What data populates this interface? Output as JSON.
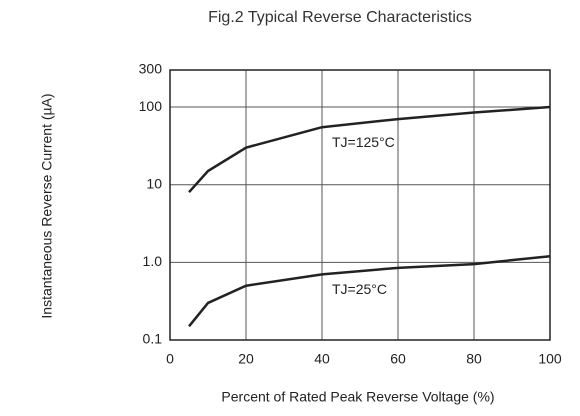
{
  "chart_data": {
    "type": "line",
    "title": "Fig.2  Typical Reverse Characteristics",
    "x_label": "Percent of Rated Peak Reverse Voltage (%)",
    "y_label": "Instantaneous Reverse Current (µA)",
    "x": [
      5,
      10,
      20,
      40,
      60,
      80,
      100
    ],
    "series": [
      {
        "name": "TJ=125°C",
        "color": "#222222",
        "values": [
          8,
          15,
          30,
          55,
          70,
          85,
          100
        ]
      },
      {
        "name": "TJ=25°C",
        "color": "#222222",
        "values": [
          0.15,
          0.3,
          0.5,
          0.7,
          0.85,
          0.95,
          1.2
        ]
      }
    ],
    "xlim": [
      0,
      100
    ],
    "xticks": [
      0,
      20,
      40,
      60,
      80,
      100
    ],
    "ylim": [
      0.1,
      300
    ],
    "yticks": [
      0.1,
      {
        "value": 1,
        "label": "1.0"
      },
      10,
      100,
      300
    ],
    "log_y": true,
    "grid": true
  }
}
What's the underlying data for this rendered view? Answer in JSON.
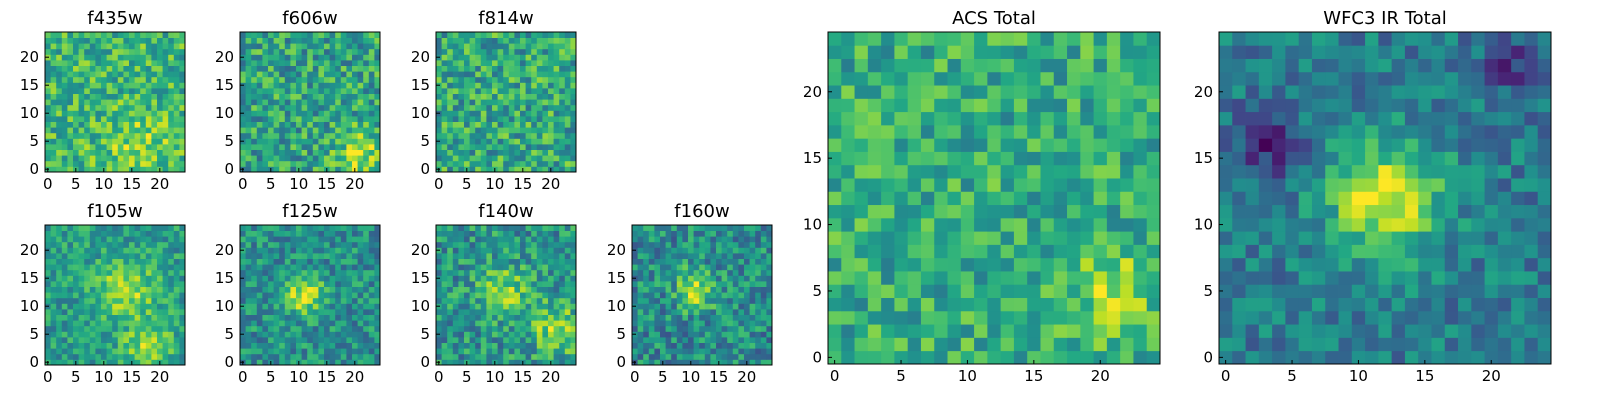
{
  "figure": {
    "colormap": "viridis",
    "colors": {
      "low": "#440154",
      "mid": "#21908c",
      "high": "#fde725",
      "frame": "#000000"
    }
  },
  "chart_data": [
    {
      "id": "f435w",
      "type": "heatmap",
      "title": "f435w",
      "grid_size": [
        25,
        25
      ],
      "xlim": [
        0,
        24
      ],
      "ylim": [
        0,
        24
      ],
      "xticks": [
        "0",
        "5",
        "10",
        "15",
        "20"
      ],
      "yticks": [
        "0",
        "5",
        "10",
        "15",
        "20"
      ],
      "mean_level": 0.66,
      "noise": 0.22,
      "blobs": [
        {
          "x": 16,
          "y": 4,
          "sigma": 4,
          "amplitude": 0.18
        }
      ],
      "seed": 11
    },
    {
      "id": "f606w",
      "type": "heatmap",
      "title": "f606w",
      "grid_size": [
        25,
        25
      ],
      "xlim": [
        0,
        24
      ],
      "ylim": [
        0,
        24
      ],
      "xticks": [
        "0",
        "5",
        "10",
        "15",
        "20"
      ],
      "yticks": [
        "0",
        "5",
        "10",
        "15",
        "20"
      ],
      "mean_level": 0.58,
      "noise": 0.24,
      "blobs": [
        {
          "x": 21,
          "y": 3,
          "sigma": 3,
          "amplitude": 0.3
        }
      ],
      "seed": 23
    },
    {
      "id": "f814w",
      "type": "heatmap",
      "title": "f814w",
      "grid_size": [
        25,
        25
      ],
      "xlim": [
        0,
        24
      ],
      "ylim": [
        0,
        24
      ],
      "xticks": [
        "0",
        "5",
        "10",
        "15",
        "20"
      ],
      "yticks": [
        "0",
        "5",
        "10",
        "15",
        "20"
      ],
      "mean_level": 0.6,
      "noise": 0.24,
      "blobs": [],
      "seed": 37
    },
    {
      "id": "f105w",
      "type": "heatmap",
      "title": "f105w",
      "grid_size": [
        25,
        25
      ],
      "xlim": [
        0,
        24
      ],
      "ylim": [
        0,
        24
      ],
      "xticks": [
        "0",
        "5",
        "10",
        "15",
        "20"
      ],
      "yticks": [
        "0",
        "5",
        "10",
        "15",
        "20"
      ],
      "mean_level": 0.55,
      "noise": 0.18,
      "blobs": [
        {
          "x": 14,
          "y": 13,
          "sigma": 3.5,
          "amplitude": 0.35
        },
        {
          "x": 18,
          "y": 3,
          "sigma": 3,
          "amplitude": 0.3
        }
      ],
      "seed": 41
    },
    {
      "id": "f125w",
      "type": "heatmap",
      "title": "f125w",
      "grid_size": [
        25,
        25
      ],
      "xlim": [
        0,
        24
      ],
      "ylim": [
        0,
        24
      ],
      "xticks": [
        "0",
        "5",
        "10",
        "15",
        "20"
      ],
      "yticks": [
        "0",
        "5",
        "10",
        "15",
        "20"
      ],
      "mean_level": 0.5,
      "noise": 0.2,
      "blobs": [
        {
          "x": 11,
          "y": 12,
          "sigma": 2.5,
          "amplitude": 0.4
        }
      ],
      "seed": 53
    },
    {
      "id": "f140w",
      "type": "heatmap",
      "title": "f140w",
      "grid_size": [
        25,
        25
      ],
      "xlim": [
        0,
        24
      ],
      "ylim": [
        0,
        24
      ],
      "xticks": [
        "0",
        "5",
        "10",
        "15",
        "20"
      ],
      "yticks": [
        "0",
        "5",
        "10",
        "15",
        "20"
      ],
      "mean_level": 0.52,
      "noise": 0.22,
      "blobs": [
        {
          "x": 12,
          "y": 13,
          "sigma": 3,
          "amplitude": 0.3
        },
        {
          "x": 21,
          "y": 6,
          "sigma": 3,
          "amplitude": 0.35
        }
      ],
      "seed": 67
    },
    {
      "id": "f160w",
      "type": "heatmap",
      "title": "f160w",
      "grid_size": [
        25,
        25
      ],
      "xlim": [
        0,
        24
      ],
      "ylim": [
        0,
        24
      ],
      "xticks": [
        "0",
        "5",
        "10",
        "15",
        "20"
      ],
      "yticks": [
        "0",
        "5",
        "10",
        "15",
        "20"
      ],
      "mean_level": 0.48,
      "noise": 0.22,
      "blobs": [
        {
          "x": 11,
          "y": 13,
          "sigma": 2.5,
          "amplitude": 0.4
        }
      ],
      "seed": 79
    },
    {
      "id": "acs-total",
      "type": "heatmap",
      "title": "ACS Total",
      "grid_size": [
        25,
        25
      ],
      "xlim": [
        0,
        24
      ],
      "ylim": [
        0,
        24
      ],
      "xticks": [
        "0",
        "5",
        "10",
        "15",
        "20"
      ],
      "yticks": [
        "0",
        "5",
        "10",
        "15",
        "20"
      ],
      "mean_level": 0.62,
      "noise": 0.2,
      "blobs": [
        {
          "x": 21,
          "y": 5,
          "sigma": 2,
          "amplitude": 0.25
        }
      ],
      "seed": 83
    },
    {
      "id": "wfc3-ir-total",
      "type": "heatmap",
      "title": "WFC3 IR Total",
      "grid_size": [
        25,
        25
      ],
      "xlim": [
        0,
        24
      ],
      "ylim": [
        0,
        24
      ],
      "xticks": [
        "0",
        "5",
        "10",
        "15",
        "20"
      ],
      "yticks": [
        "0",
        "5",
        "10",
        "15",
        "20"
      ],
      "mean_level": 0.42,
      "noise": 0.16,
      "blobs": [
        {
          "x": 12,
          "y": 12,
          "sigma": 3,
          "amplitude": 0.55
        },
        {
          "x": 3,
          "y": 16,
          "sigma": 2,
          "amplitude": -0.3
        },
        {
          "x": 22,
          "y": 22,
          "sigma": 2,
          "amplitude": -0.25
        }
      ],
      "seed": 97
    }
  ]
}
————
Pictures in the data above should not be copied; transcribe everything else exactly.

(Exercise result):
What data populates this interface? Output as JSON.
{
  "chart_data": {
    "type": "line",
    "title": "Fig.2  Typical Reverse Characteristics",
    "x_label": "Percent of Rated Peak Reverse Voltage (%)",
    "y_label": "Instantaneous Reverse Current (µA)",
    "x": [
      5,
      10,
      20,
      40,
      60,
      80,
      100
    ],
    "series": [
      {
        "name": "TJ=125°C",
        "color": "#222222",
        "values": [
          8,
          15,
          30,
          55,
          70,
          85,
          100
        ]
      },
      {
        "name": "TJ=25°C",
        "color": "#222222",
        "values": [
          0.15,
          0.3,
          0.5,
          0.7,
          0.85,
          0.95,
          1.2
        ]
      }
    ],
    "xlim": [
      0,
      100
    ],
    "xticks": [
      0,
      20,
      40,
      60,
      80,
      100
    ],
    "ylim": [
      0.1,
      300
    ],
    "yticks": [
      0.1,
      {
        "value": 1,
        "label": "1.0"
      },
      10,
      100,
      300
    ],
    "log_y": true,
    "grid": true
  }
}
What's the underlying data for this rendered view? Answer in JSON.
{
  "figure": {
    "colormap": "viridis",
    "colors": {
      "low": "#440154",
      "mid": "#21908c",
      "high": "#fde725",
      "frame": "#000000"
    }
  },
  "chart_data": [
    {
      "id": "f435w",
      "type": "heatmap",
      "title": "f435w",
      "grid_size": [
        25,
        25
      ],
      "xlim": [
        0,
        24
      ],
      "ylim": [
        0,
        24
      ],
      "xticks": [
        "0",
        "5",
        "10",
        "15",
        "20"
      ],
      "yticks": [
        "0",
        "5",
        "10",
        "15",
        "20"
      ],
      "mean_level": 0.66,
      "noise": 0.22,
      "blobs": [
        {
          "x": 16,
          "y": 4,
          "sigma": 4,
          "amplitude": 0.18
        }
      ],
      "seed": 11
    },
    {
      "id": "f606w",
      "type": "heatmap",
      "title": "f606w",
      "grid_size": [
        25,
        25
      ],
      "xlim": [
        0,
        24
      ],
      "ylim": [
        0,
        24
      ],
      "xticks": [
        "0",
        "5",
        "10",
        "15",
        "20"
      ],
      "yticks": [
        "0",
        "5",
        "10",
        "15",
        "20"
      ],
      "mean_level": 0.58,
      "noise": 0.24,
      "blobs": [
        {
          "x": 21,
          "y": 3,
          "sigma": 3,
          "amplitude": 0.3
        }
      ],
      "seed": 23
    },
    {
      "id": "f814w",
      "type": "heatmap",
      "title": "f814w",
      "grid_size": [
        25,
        25
      ],
      "xlim": [
        0,
        24
      ],
      "ylim": [
        0,
        24
      ],
      "xticks": [
        "0",
        "5",
        "10",
        "15",
        "20"
      ],
      "yticks": [
        "0",
        "5",
        "10",
        "15",
        "20"
      ],
      "mean_level": 0.6,
      "noise": 0.24,
      "blobs": [],
      "seed": 37
    },
    {
      "id": "f105w",
      "type": "heatmap",
      "title": "f105w",
      "grid_size": [
        25,
        25
      ],
      "xlim": [
        0,
        24
      ],
      "ylim": [
        0,
        24
      ],
      "xticks": [
        "0",
        "5",
        "10",
        "15",
        "20"
      ],
      "yticks": [
        "0",
        "5",
        "10",
        "15",
        "20"
      ],
      "mean_level": 0.55,
      "noise": 0.18,
      "blobs": [
        {
          "x": 14,
          "y": 13,
          "sigma": 3.5,
          "amplitude": 0.35
        },
        {
          "x": 18,
          "y": 3,
          "sigma": 3,
          "amplitude": 0.3
        }
      ],
      "seed": 41
    },
    {
      "id": "f125w",
      "type": "heatmap",
      "title": "f125w",
      "grid_size": [
        25,
        25
      ],
      "xlim": [
        0,
        24
      ],
      "ylim": [
        0,
        24
      ],
      "xticks": [
        "0",
        "5",
        "10",
        "15",
        "20"
      ],
      "yticks": [
        "0",
        "5",
        "10",
        "15",
        "20"
      ],
      "mean_level": 0.5,
      "noise": 0.2,
      "blobs": [
        {
          "x": 11,
          "y": 12,
          "sigma": 2.5,
          "amplitude": 0.4
        }
      ],
      "seed": 53
    },
    {
      "id": "f140w",
      "type": "heatmap",
      "title": "f140w",
      "grid_size": [
        25,
        25
      ],
      "xlim": [
        0,
        24
      ],
      "ylim": [
        0,
        24
      ],
      "xticks": [
        "0",
        "5",
        "10",
        "15",
        "20"
      ],
      "yticks": [
        "0",
        "5",
        "10",
        "15",
        "20"
      ],
      "mean_level": 0.52,
      "noise": 0.22,
      "blobs": [
        {
          "x": 12,
          "y": 13,
          "sigma": 3,
          "amplitude": 0.3
        },
        {
          "x": 21,
          "y": 6,
          "sigma": 3,
          "amplitude": 0.35
        }
      ],
      "seed": 67
    },
    {
      "id": "f160w",
      "type": "heatmap",
      "title": "f160w",
      "grid_size": [
        25,
        25
      ],
      "xlim": [
        0,
        24
      ],
      "ylim": [
        0,
        24
      ],
      "xticks": [
        "0",
        "5",
        "10",
        "15",
        "20"
      ],
      "yticks": [
        "0",
        "5",
        "10",
        "15",
        "20"
      ],
      "mean_level": 0.48,
      "noise": 0.22,
      "blobs": [
        {
          "x": 11,
          "y": 13,
          "sigma": 2.5,
          "amplitude": 0.4
        }
      ],
      "seed": 79
    },
    {
      "id": "acs-total",
      "type": "heatmap",
      "title": "ACS Total",
      "grid_size": [
        25,
        25
      ],
      "xlim": [
        0,
        24
      ],
      "ylim": [
        0,
        24
      ],
      "xticks": [
        "0",
        "5",
        "10",
        "15",
        "20"
      ],
      "yticks": [
        "0",
        "5",
        "10",
        "15",
        "20"
      ],
      "mean_level": 0.62,
      "noise": 0.2,
      "blobs": [
        {
          "x": 21,
          "y": 5,
          "sigma": 2,
          "amplitude": 0.25
        }
      ],
      "seed": 83
    },
    {
      "id": "wfc3-ir-total",
      "type": "heatmap",
      "title": "WFC3 IR Total",
      "grid_size": [
        25,
        25
      ],
      "xlim": [
        0,
        24
      ],
      "ylim": [
        0,
        24
      ],
      "xticks": [
        "0",
        "5",
        "10",
        "15",
        "20"
      ],
      "yticks": [
        "0",
        "5",
        "10",
        "15",
        "20"
      ],
      "mean_level": 0.42,
      "noise": 0.16,
      "blobs": [
        {
          "x": 12,
          "y": 12,
          "sigma": 3,
          "amplitude": 0.55
        },
        {
          "x": 3,
          "y": 16,
          "sigma": 2,
          "amplitude": -0.3
        },
        {
          "x": 22,
          "y": 22,
          "sigma": 2,
          "amplitude": -0.25
        }
      ],
      "seed": 97
    }
  ]
}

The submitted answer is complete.